All of the records listed below should be retyped exactly.

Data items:
•••
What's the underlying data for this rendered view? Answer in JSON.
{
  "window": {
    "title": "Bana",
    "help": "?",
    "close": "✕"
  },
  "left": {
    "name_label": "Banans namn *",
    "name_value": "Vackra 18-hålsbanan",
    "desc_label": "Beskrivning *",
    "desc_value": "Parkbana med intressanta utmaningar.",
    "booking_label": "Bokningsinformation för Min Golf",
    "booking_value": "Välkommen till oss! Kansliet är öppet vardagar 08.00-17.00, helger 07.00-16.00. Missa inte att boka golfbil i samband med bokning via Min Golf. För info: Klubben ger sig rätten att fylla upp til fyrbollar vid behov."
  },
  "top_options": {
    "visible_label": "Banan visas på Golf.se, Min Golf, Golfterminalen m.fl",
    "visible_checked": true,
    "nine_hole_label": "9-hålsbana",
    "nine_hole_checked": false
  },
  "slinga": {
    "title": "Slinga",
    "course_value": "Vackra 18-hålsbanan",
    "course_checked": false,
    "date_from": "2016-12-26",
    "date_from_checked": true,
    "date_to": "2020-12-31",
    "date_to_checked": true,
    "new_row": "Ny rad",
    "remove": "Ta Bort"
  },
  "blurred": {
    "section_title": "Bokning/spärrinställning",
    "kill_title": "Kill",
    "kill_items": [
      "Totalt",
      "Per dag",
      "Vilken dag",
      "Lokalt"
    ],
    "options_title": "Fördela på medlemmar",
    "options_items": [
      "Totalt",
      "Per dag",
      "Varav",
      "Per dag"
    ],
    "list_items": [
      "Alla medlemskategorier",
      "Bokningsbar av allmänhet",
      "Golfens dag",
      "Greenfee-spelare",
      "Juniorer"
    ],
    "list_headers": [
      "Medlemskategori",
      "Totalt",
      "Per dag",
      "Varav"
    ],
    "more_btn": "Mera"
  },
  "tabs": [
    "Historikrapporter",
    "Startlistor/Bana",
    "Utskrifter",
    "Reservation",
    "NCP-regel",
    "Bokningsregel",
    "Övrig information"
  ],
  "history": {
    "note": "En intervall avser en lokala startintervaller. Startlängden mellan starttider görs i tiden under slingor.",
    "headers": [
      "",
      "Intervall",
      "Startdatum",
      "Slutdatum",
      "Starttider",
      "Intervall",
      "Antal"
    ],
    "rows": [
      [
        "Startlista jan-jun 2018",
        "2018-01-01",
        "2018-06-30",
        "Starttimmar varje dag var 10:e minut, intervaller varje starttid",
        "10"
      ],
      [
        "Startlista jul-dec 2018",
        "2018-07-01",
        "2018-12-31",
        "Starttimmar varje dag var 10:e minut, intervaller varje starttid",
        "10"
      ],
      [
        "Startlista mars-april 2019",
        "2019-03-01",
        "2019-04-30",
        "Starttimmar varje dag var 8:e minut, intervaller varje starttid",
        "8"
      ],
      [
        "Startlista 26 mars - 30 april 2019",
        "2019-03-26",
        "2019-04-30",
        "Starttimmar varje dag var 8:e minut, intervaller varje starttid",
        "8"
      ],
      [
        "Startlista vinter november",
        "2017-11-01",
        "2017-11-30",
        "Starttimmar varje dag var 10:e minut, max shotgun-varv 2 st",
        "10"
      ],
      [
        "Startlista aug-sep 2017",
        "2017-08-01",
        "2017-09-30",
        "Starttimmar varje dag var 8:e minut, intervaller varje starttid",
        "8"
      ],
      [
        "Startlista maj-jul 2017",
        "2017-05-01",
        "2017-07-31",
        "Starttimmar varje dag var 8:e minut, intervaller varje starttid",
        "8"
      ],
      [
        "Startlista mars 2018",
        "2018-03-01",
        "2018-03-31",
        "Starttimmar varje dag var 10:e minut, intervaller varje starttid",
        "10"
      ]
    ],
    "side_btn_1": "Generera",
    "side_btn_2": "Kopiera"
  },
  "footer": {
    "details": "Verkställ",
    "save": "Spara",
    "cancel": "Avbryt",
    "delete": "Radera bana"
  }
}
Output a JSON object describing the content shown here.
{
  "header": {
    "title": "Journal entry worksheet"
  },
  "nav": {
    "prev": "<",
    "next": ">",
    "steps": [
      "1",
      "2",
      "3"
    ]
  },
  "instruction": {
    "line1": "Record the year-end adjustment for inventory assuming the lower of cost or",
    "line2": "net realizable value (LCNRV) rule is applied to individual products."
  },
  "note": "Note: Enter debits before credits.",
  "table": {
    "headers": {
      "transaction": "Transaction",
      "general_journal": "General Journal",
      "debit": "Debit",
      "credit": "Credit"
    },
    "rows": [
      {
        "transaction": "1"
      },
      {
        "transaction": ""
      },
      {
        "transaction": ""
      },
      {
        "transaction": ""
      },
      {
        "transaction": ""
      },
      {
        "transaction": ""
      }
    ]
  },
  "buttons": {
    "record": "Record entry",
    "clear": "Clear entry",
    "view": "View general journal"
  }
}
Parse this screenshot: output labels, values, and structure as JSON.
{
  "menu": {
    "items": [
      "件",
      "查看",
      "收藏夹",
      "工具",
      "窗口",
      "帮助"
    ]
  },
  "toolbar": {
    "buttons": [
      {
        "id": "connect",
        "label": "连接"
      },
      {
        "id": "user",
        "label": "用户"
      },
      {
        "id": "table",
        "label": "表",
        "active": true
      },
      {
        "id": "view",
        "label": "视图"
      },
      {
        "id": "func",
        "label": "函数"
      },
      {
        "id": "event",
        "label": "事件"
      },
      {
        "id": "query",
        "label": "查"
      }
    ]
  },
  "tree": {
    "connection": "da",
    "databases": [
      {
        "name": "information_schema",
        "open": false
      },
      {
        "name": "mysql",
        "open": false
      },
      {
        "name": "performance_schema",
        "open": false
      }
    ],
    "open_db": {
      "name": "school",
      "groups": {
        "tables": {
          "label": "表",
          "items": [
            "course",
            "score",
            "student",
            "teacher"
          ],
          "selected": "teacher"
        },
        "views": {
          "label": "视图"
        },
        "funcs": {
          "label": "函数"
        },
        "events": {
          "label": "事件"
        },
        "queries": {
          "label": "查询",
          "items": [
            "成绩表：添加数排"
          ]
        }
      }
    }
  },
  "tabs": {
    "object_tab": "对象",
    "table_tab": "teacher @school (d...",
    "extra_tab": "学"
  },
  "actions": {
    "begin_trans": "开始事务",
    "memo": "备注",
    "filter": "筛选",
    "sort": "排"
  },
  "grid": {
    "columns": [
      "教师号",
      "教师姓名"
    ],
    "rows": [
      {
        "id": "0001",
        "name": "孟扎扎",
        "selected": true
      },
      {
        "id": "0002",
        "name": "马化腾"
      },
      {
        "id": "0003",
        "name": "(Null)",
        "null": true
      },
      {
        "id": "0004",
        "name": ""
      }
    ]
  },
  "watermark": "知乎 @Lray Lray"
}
•••
* [Exercise output]
What's the underlying data for this rendered view? Answer in JSON.
{
  "window": {
    "title": "Bana",
    "help": "?",
    "close": "✕"
  },
  "left": {
    "name_label": "Banans namn *",
    "name_value": "Vackra 18-hålsbanan",
    "desc_label": "Beskrivning *",
    "desc_value": "Parkbana med intressanta utmaningar.",
    "booking_label": "Bokningsinformation för Min Golf",
    "booking_value": "Välkommen till oss! Kansliet är öppet vardagar 08.00-17.00, helger 07.00-16.00. Missa inte att boka golfbil i samband med bokning via Min Golf. För info: Klubben ger sig rätten att fylla upp til fyrbollar vid behov."
  },
  "top_options": {
    "visible_label": "Banan visas på Golf.se, Min Golf, Golfterminalen m.fl",
    "visible_checked": true,
    "nine_hole_label": "9-hålsbana",
    "nine_hole_checked": false
  },
  "slinga": {
    "title": "Slinga",
    "course_value": "Vackra 18-hålsbanan",
    "course_checked": false,
    "date_from": "2016-12-26",
    "date_from_checked": true,
    "date_to": "2020-12-31",
    "date_to_checked": true,
    "new_row": "Ny rad",
    "remove": "Ta Bort"
  },
  "blurred": {
    "section_title": "Bokning/spärrinställning",
    "kill_title": "Kill",
    "kill_items": [
      "Totalt",
      "Per dag",
      "Vilken dag",
      "Lokalt"
    ],
    "options_title": "Fördela på medlemmar",
    "options_items": [
      "Totalt",
      "Per dag",
      "Varav",
      "Per dag"
    ],
    "list_items": [
      "Alla medlemskategorier",
      "Bokningsbar av allmänhet",
      "Golfens dag",
      "Greenfee-spelare",
      "Juniorer"
    ],
    "list_headers": [
      "Medlemskategori",
      "Totalt",
      "Per dag",
      "Varav"
    ],
    "more_btn": "Mera"
  },
  "tabs": [
    "Historikrapporter",
    "Startlistor/Bana",
    "Utskrifter",
    "Reservation",
    "NCP-regel",
    "Bokningsregel",
    "Övrig information"
  ],
  "history": {
    "note": "En intervall avser en lokala startintervaller. Startlängden mellan starttider görs i tiden under slingor.",
    "headers": [
      "",
      "Intervall",
      "Startdatum",
      "Slutdatum",
      "Starttider",
      "Intervall",
      "Antal"
    ],
    "rows": [
      [
        "Startlista jan-jun 2018",
        "2018-01-01",
        "2018-06-30",
        "Starttimmar varje dag var 10:e minut, intervaller varje starttid",
        "10"
      ],
      [
        "Startlista jul-dec 2018",
        "2018-07-01",
        "2018-12-31",
        "Starttimmar varje dag var 10:e minut, intervaller varje starttid",
        "10"
      ],
      [
        "Startlista mars-april 2019",
        "2019-03-01",
        "2019-04-30",
        "Starttimmar varje dag var 8:e minut, intervaller varje starttid",
        "8"
      ],
      [
        "Startlista 26 mars - 30 april 2019",
        "2019-03-26",
        "2019-04-30",
        "Starttimmar varje dag var 8:e minut, intervaller varje starttid",
        "8"
      ],
      [
        "Startlista vinter november",
        "2017-11-01",
        "2017-11-30",
        "Starttimmar varje dag var 10:e minut, max shotgun-varv 2 st",
        "10"
      ],
      [
        "Startlista aug-sep 2017",
        "2017-08-01",
        "2017-09-30",
        "Starttimmar varje dag var 8:e minut, intervaller varje starttid",
        "8"
      ],
      [
        "Startlista maj-jul 2017",
        "2017-05-01",
        "2017-07-31",
        "Starttimmar varje dag var 8:e minut, intervaller varje starttid",
        "8"
      ],
      [
        "Startlista mars 2018",
        "2018-03-01",
        "2018-03-31",
        "Starttimmar varje dag var 10:e minut, intervaller varje starttid",
        "10"
      ]
    ],
    "side_btn_1": "Generera",
    "side_btn_2": "Kopiera"
  },
  "footer": {
    "details": "Verkställ",
    "save": "Spara",
    "cancel": "Avbryt",
    "delete": "Radera bana"
  }
}
Output a JSON object describing the content shown here.
{
  "header": {
    "title": "Journal entry worksheet"
  },
  "nav": {
    "prev": "<",
    "next": ">",
    "steps": [
      "1",
      "2",
      "3"
    ]
  },
  "instruction": {
    "line1": "Record the year-end adjustment for inventory assuming the lower of cost or",
    "line2": "net realizable value (LCNRV) rule is applied to individual products."
  },
  "note": "Note: Enter debits before credits.",
  "table": {
    "headers": {
      "transaction": "Transaction",
      "general_journal": "General Journal",
      "debit": "Debit",
      "credit": "Credit"
    },
    "rows": [
      {
        "transaction": "1"
      },
      {
        "transaction": ""
      },
      {
        "transaction": ""
      },
      {
        "transaction": ""
      },
      {
        "transaction": ""
      },
      {
        "transaction": ""
      }
    ]
  },
  "buttons": {
    "record": "Record entry",
    "clear": "Clear entry",
    "view": "View general journal"
  }
}
Parse this screenshot: output labels, values, and structure as JSON.
{
  "menu": {
    "items": [
      "件",
      "查看",
      "收藏夹",
      "工具",
      "窗口",
      "帮助"
    ]
  },
  "toolbar": {
    "buttons": [
      {
        "id": "connect",
        "label": "连接"
      },
      {
        "id": "user",
        "label": "用户"
      },
      {
        "id": "table",
        "label": "表",
        "active": true
      },
      {
        "id": "view",
        "label": "视图"
      },
      {
        "id": "func",
        "label": "函数"
      },
      {
        "id": "event",
        "label": "事件"
      },
      {
        "id": "query",
        "label": "查"
      }
    ]
  },
  "tree": {
    "connection": "da",
    "databases": [
      {
        "name": "information_schema",
        "open": false
      },
      {
        "name": "mysql",
        "open": false
      },
      {
        "name": "performance_schema",
        "open": false
      }
    ],
    "open_db": {
      "name": "school",
      "groups": {
        "tables": {
          "label": "表",
          "items": [
            "course",
            "score",
            "student",
            "teacher"
          ],
          "selected": "teacher"
        },
        "views": {
          "label": "视图"
        },
        "funcs": {
          "label": "函数"
        },
        "events": {
          "label": "事件"
        },
        "queries": {
          "label": "查询",
          "items": [
            "成绩表：添加数排"
          ]
        }
      }
    }
  },
  "tabs": {
    "object_tab": "对象",
    "table_tab": "teacher @school (d...",
    "extra_tab": "学"
  },
  "actions": {
    "begin_trans": "开始事务",
    "memo": "备注",
    "filter": "筛选",
    "sort": "排"
  },
  "grid": {
    "columns": [
      "教师号",
      "教师姓名"
    ],
    "rows": [
      {
        "id": "0001",
        "name": "孟扎扎",
        "selected": true
      },
      {
        "id": "0002",
        "name": "马化腾"
      },
      {
        "id": "0003",
        "name": "(Null)",
        "null": true
      },
      {
        "id": "0004",
        "name": ""
      }
    ]
  },
  "watermark": "知乎 @Lray Lray"
}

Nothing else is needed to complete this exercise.